What is required |
The entire listing is to be repeated verbatim.

Input for this task |
= = = = =

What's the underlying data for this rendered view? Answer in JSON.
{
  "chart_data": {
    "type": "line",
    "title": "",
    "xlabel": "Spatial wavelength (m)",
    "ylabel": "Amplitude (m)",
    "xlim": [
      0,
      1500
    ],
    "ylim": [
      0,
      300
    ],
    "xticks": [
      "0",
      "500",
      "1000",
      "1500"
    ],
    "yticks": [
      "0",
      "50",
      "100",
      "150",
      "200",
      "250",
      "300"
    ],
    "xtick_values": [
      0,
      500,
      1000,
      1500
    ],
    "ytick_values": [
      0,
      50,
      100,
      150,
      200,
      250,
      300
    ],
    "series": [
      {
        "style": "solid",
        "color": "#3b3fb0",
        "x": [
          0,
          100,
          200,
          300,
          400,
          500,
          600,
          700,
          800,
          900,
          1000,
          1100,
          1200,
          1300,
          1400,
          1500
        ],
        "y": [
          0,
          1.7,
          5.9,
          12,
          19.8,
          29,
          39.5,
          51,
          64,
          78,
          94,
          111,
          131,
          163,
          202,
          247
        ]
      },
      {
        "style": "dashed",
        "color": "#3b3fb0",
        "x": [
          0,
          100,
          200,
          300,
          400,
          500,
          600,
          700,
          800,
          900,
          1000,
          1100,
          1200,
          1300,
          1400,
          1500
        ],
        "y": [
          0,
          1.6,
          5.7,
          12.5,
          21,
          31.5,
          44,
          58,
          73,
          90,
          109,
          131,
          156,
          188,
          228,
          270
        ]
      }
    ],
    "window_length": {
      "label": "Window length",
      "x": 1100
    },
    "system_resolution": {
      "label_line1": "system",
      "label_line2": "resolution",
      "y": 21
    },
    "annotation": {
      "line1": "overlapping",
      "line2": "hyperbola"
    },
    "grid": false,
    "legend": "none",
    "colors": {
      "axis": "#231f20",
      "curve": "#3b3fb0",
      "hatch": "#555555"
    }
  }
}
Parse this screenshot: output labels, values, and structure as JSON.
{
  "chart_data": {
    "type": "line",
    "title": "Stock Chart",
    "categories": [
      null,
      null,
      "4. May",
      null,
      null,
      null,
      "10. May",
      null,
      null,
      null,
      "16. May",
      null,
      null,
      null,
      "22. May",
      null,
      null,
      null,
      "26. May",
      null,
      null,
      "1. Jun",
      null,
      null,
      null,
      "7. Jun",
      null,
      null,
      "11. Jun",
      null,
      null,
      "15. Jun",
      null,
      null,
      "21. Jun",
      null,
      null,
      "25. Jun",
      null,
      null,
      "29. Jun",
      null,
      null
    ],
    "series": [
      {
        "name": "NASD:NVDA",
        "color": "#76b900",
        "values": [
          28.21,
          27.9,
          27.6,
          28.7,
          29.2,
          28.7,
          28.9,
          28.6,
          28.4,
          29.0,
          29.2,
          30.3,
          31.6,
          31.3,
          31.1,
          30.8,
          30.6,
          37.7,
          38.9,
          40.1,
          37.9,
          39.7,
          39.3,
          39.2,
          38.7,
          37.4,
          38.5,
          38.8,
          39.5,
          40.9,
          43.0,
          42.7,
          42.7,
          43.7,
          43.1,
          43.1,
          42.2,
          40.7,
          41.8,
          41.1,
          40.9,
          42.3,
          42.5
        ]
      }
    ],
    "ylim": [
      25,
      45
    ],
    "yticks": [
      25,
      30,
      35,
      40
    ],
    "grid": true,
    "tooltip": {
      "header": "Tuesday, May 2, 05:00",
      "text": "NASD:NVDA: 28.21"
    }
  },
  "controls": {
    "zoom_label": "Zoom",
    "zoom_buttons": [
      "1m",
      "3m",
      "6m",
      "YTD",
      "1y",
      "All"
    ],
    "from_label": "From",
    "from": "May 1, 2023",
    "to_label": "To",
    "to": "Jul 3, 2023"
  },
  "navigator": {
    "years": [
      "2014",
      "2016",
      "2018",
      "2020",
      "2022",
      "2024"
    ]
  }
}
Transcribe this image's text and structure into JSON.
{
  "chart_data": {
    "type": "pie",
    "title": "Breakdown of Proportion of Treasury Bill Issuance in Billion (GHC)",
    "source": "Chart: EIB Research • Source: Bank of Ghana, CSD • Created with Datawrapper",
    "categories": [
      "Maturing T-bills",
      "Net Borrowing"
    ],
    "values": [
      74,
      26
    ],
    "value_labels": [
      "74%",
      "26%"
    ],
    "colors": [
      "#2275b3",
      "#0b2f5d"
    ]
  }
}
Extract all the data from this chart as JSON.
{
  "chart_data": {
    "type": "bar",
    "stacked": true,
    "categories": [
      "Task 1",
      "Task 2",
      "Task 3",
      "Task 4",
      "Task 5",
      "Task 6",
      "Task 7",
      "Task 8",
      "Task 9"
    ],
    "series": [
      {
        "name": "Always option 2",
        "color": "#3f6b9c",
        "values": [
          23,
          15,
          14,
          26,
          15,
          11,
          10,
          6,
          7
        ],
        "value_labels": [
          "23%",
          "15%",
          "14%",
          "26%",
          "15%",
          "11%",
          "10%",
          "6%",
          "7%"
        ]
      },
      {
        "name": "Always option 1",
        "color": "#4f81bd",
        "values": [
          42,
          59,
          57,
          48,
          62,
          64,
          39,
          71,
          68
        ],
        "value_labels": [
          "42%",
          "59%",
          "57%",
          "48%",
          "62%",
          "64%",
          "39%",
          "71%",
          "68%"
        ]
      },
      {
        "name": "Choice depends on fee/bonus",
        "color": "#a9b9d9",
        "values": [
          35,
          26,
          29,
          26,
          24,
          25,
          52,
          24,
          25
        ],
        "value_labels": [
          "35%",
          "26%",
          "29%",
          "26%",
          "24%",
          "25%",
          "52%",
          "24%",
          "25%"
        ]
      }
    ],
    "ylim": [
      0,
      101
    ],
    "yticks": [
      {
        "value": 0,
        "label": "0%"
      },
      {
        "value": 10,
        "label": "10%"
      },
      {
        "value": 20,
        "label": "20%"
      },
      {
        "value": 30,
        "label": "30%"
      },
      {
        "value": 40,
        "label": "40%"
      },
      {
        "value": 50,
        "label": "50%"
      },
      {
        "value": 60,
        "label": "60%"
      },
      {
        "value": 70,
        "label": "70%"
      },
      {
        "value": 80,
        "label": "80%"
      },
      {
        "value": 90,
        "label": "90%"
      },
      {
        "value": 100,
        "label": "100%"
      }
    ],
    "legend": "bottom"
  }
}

= = = = =

Reply to the task |
What's the underlying data for this rendered view? Answer in JSON.
{
  "chart_data": {
    "type": "line",
    "title": "",
    "xlabel": "Spatial wavelength (m)",
    "ylabel": "Amplitude (m)",
    "xlim": [
      0,
      1500
    ],
    "ylim": [
      0,
      300
    ],
    "xticks": [
      "0",
      "500",
      "1000",
      "1500"
    ],
    "yticks": [
      "0",
      "50",
      "100",
      "150",
      "200",
      "250",
      "300"
    ],
    "xtick_values": [
      0,
      500,
      1000,
      1500
    ],
    "ytick_values": [
      0,
      50,
      100,
      150,
      200,
      250,
      300
    ],
    "series": [
      {
        "style": "solid",
        "color": "#3b3fb0",
        "x": [
          0,
          100,
          200,
          300,
          400,
          500,
          600,
          700,
          800,
          900,
          1000,
          1100,
          1200,
          1300,
          1400,
          1500
        ],
        "y": [
          0,
          1.7,
          5.9,
          12,
          19.8,
          29,
          39.5,
          51,
          64,
          78,
          94,
          111,
          131,
          163,
          202,
          247
        ]
      },
      {
        "style": "dashed",
        "color": "#3b3fb0",
        "x": [
          0,
          100,
          200,
          300,
          400,
          500,
          600,
          700,
          800,
          900,
          1000,
          1100,
          1200,
          1300,
          1400,
          1500
        ],
        "y": [
          0,
          1.6,
          5.7,
          12.5,
          21,
          31.5,
          44,
          58,
          73,
          90,
          109,
          131,
          156,
          188,
          228,
          270
        ]
      }
    ],
    "window_length": {
      "label": "Window length",
      "x": 1100
    },
    "system_resolution": {
      "label_line1": "system",
      "label_line2": "resolution",
      "y": 21
    },
    "annotation": {
      "line1": "overlapping",
      "line2": "hyperbola"
    },
    "grid": false,
    "legend": "none",
    "colors": {
      "axis": "#231f20",
      "curve": "#3b3fb0",
      "hatch": "#555555"
    }
  }
}
Parse this screenshot: output labels, values, and structure as JSON.
{
  "chart_data": {
    "type": "line",
    "title": "Stock Chart",
    "categories": [
      null,
      null,
      "4. May",
      null,
      null,
      null,
      "10. May",
      null,
      null,
      null,
      "16. May",
      null,
      null,
      null,
      "22. May",
      null,
      null,
      null,
      "26. May",
      null,
      null,
      "1. Jun",
      null,
      null,
      null,
      "7. Jun",
      null,
      null,
      "11. Jun",
      null,
      null,
      "15. Jun",
      null,
      null,
      "21. Jun",
      null,
      null,
      "25. Jun",
      null,
      null,
      "29. Jun",
      null,
      null
    ],
    "series": [
      {
        "name": "NASD:NVDA",
        "color": "#76b900",
        "values": [
          28.21,
          27.9,
          27.6,
          28.7,
          29.2,
          28.7,
          28.9,
          28.6,
          28.4,
          29.0,
          29.2,
          30.3,
          31.6,
          31.3,
          31.1,
          30.8,
          30.6,
          37.7,
          38.9,
          40.1,
          37.9,
          39.7,
          39.3,
          39.2,
          38.7,
          37.4,
          38.5,
          38.8,
          39.5,
          40.9,
          43.0,
          42.7,
          42.7,
          43.7,
          43.1,
          43.1,
          42.2,
          40.7,
          41.8,
          41.1,
          40.9,
          42.3,
          42.5
        ]
      }
    ],
    "ylim": [
      25,
      45
    ],
    "yticks": [
      25,
      30,
      35,
      40
    ],
    "grid": true,
    "tooltip": {
      "header": "Tuesday, May 2, 05:00",
      "text": "NASD:NVDA: 28.21"
    }
  },
  "controls": {
    "zoom_label": "Zoom",
    "zoom_buttons": [
      "1m",
      "3m",
      "6m",
      "YTD",
      "1y",
      "All"
    ],
    "from_label": "From",
    "from": "May 1, 2023",
    "to_label": "To",
    "to": "Jul 3, 2023"
  },
  "navigator": {
    "years": [
      "2014",
      "2016",
      "2018",
      "2020",
      "2022",
      "2024"
    ]
  }
}
Transcribe this image's text and structure into JSON.
{
  "chart_data": {
    "type": "pie",
    "title": "Breakdown of Proportion of Treasury Bill Issuance in Billion (GHC)",
    "source": "Chart: EIB Research • Source: Bank of Ghana, CSD • Created with Datawrapper",
    "categories": [
      "Maturing T-bills",
      "Net Borrowing"
    ],
    "values": [
      74,
      26
    ],
    "value_labels": [
      "74%",
      "26%"
    ],
    "colors": [
      "#2275b3",
      "#0b2f5d"
    ]
  }
}
Extract all the data from this chart as JSON.
{
  "chart_data": {
    "type": "bar",
    "stacked": true,
    "categories": [
      "Task 1",
      "Task 2",
      "Task 3",
      "Task 4",
      "Task 5",
      "Task 6",
      "Task 7",
      "Task 8",
      "Task 9"
    ],
    "series": [
      {
        "name": "Always option 2",
        "color": "#3f6b9c",
        "values": [
          23,
          15,
          14,
          26,
          15,
          11,
          10,
          6,
          7
        ],
        "value_labels": [
          "23%",
          "15%",
          "14%",
          "26%",
          "15%",
          "11%",
          "10%",
          "6%",
          "7%"
        ]
      },
      {
        "name": "Always option 1",
        "color": "#4f81bd",
        "values": [
          42,
          59,
          57,
          48,
          62,
          64,
          39,
          71,
          68
        ],
        "value_labels": [
          "42%",
          "59%",
          "57%",
          "48%",
          "62%",
          "64%",
          "39%",
          "71%",
          "68%"
        ]
      },
      {
        "name": "Choice depends on fee/bonus",
        "color": "#a9b9d9",
        "values": [
          35,
          26,
          29,
          26,
          24,
          25,
          52,
          24,
          25
        ],
        "value_labels": [
          "35%",
          "26%",
          "29%",
          "26%",
          "24%",
          "25%",
          "52%",
          "24%",
          "25%"
        ]
      }
    ],
    "ylim": [
      0,
      101
    ],
    "yticks": [
      {
        "value": 0,
        "label": "0%"
      },
      {
        "value": 10,
        "label": "10%"
      },
      {
        "value": 20,
        "label": "20%"
      },
      {
        "value": 30,
        "label": "30%"
      },
      {
        "value": 40,
        "label": "40%"
      },
      {
        "value": 50,
        "label": "50%"
      },
      {
        "value": 60,
        "label": "60%"
      },
      {
        "value": 70,
        "label": "70%"
      },
      {
        "value": 80,
        "label": "80%"
      },
      {
        "value": 90,
        "label": "90%"
      },
      {
        "value": 100,
        "label": "100%"
      }
    ],
    "legend": "bottom"
  }
}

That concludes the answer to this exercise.